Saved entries
━━━━━━━━━━

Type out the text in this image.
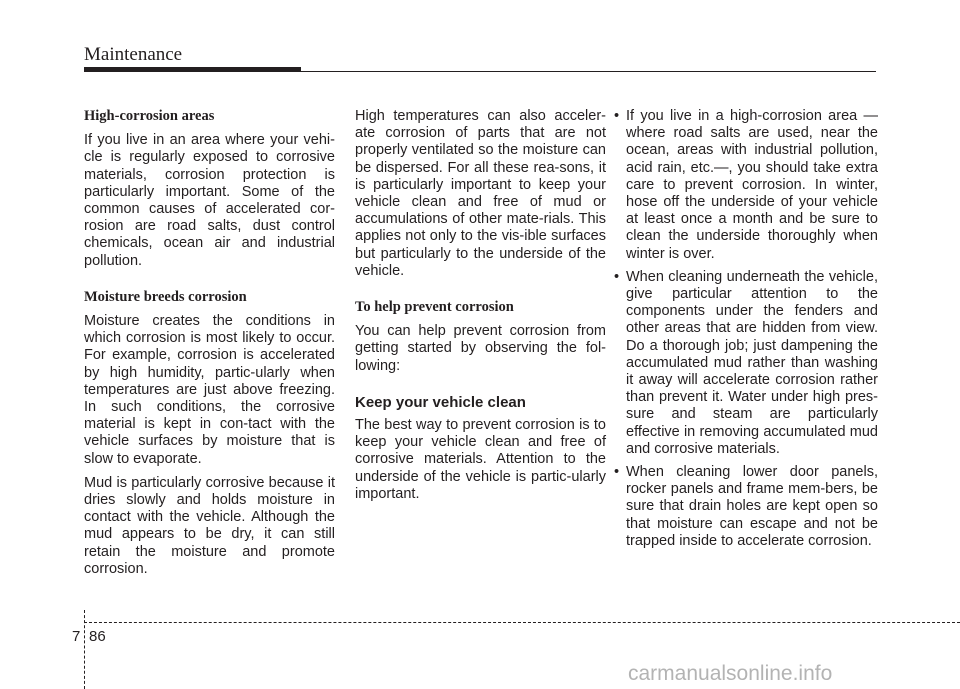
Maintenance
High-corrosion areas

If you live in an area where your vehi-cle is regularly exposed to corrosive materials, corrosion protection is particularly important. Some of the common causes of accelerated cor-rosion are road salts, dust control chemicals, ocean air and industrial pollution.

Moisture breeds corrosion

Moisture creates the conditions in which corrosion is most likely to occur. For example, corrosion is accelerated by high humidity, partic-ularly when temperatures are just above freezing. In such conditions, the corrosive material is kept in con-tact with the vehicle surfaces by moisture that is slow to evaporate.

Mud is particularly corrosive because it dries slowly and holds moisture in contact with the vehicle. Although the mud appears to be dry, it can still retain the moisture and promote corrosion.

High temperatures can also acceler-ate corrosion of parts that are not properly ventilated so the moisture can be dispersed. For all these rea-sons, it is particularly important to keep your vehicle clean and free of mud or accumulations of other mate-rials. This applies not only to the vis-ible surfaces but particularly to the underside of the vehicle.

To help prevent corrosion

You can help prevent corrosion from getting started by observing the fol-lowing:

Keep your vehicle clean

The best way to prevent corrosion is to keep your vehicle clean and free of corrosive materials. Attention to the underside of the vehicle is partic-ularly important.

• If you live in a high-corrosion area — where road salts are used, near the ocean, areas with industrial pollution, acid rain, etc.—, you should take extra care to prevent corrosion. In winter, hose off the underside of your vehicle at least once a month and be sure to clean the underside thoroughly when winter is over.
• When cleaning underneath the vehicle, give particular attention to the components under the fenders and other areas that are hidden from view. Do a thorough job; just dampening the accumulated mud rather than washing it away will accelerate corrosion rather than prevent it. Water under high pres-sure and steam are particularly effective in removing accumulated mud and corrosive materials.
• When cleaning lower door panels, rocker panels and frame mem-bers, be sure that drain holes are kept open so that moisture can escape and not be trapped inside to accelerate corrosion.
7 86
carmanualsonline.info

━━━━━━━━━━

**Exercise requirements**
Replicate the material above verbatim; images stay out of the copy.

**Answer to this problem**
Type out the text in this image.
Maintenance
High-corrosion areas

If you live in an area where your vehi-cle is regularly exposed to corrosive materials, corrosion protection is particularly important. Some of the common causes of accelerated cor-rosion are road salts, dust control chemicals, ocean air and industrial pollution.

Moisture breeds corrosion

Moisture creates the conditions in which corrosion is most likely to occur. For example, corrosion is accelerated by high humidity, partic-ularly when temperatures are just above freezing. In such conditions, the corrosive material is kept in con-tact with the vehicle surfaces by moisture that is slow to evaporate.

Mud is particularly corrosive because it dries slowly and holds moisture in contact with the vehicle. Although the mud appears to be dry, it can still retain the moisture and promote corrosion.

High temperatures can also acceler-ate corrosion of parts that are not properly ventilated so the moisture can be dispersed. For all these rea-sons, it is particularly important to keep your vehicle clean and free of mud or accumulations of other mate-rials. This applies not only to the vis-ible surfaces but particularly to the underside of the vehicle.

To help prevent corrosion

You can help prevent corrosion from getting started by observing the fol-lowing:

Keep your vehicle clean

The best way to prevent corrosion is to keep your vehicle clean and free of corrosive materials. Attention to the underside of the vehicle is partic-ularly important.

• If you live in a high-corrosion area — where road salts are used, near the ocean, areas with industrial pollution, acid rain, etc.—, you should take extra care to prevent corrosion. In winter, hose off the underside of your vehicle at least once a month and be sure to clean the underside thoroughly when winter is over.
• When cleaning underneath the vehicle, give particular attention to the components under the fenders and other areas that are hidden from view. Do a thorough job; just dampening the accumulated mud rather than washing it away will accelerate corrosion rather than prevent it. Water under high pres-sure and steam are particularly effective in removing accumulated mud and corrosive materials.
• When cleaning lower door panels, rocker panels and frame mem-bers, be sure that drain holes are kept open so that moisture can escape and not be trapped inside to accelerate corrosion.
7 86
carmanualsonline.info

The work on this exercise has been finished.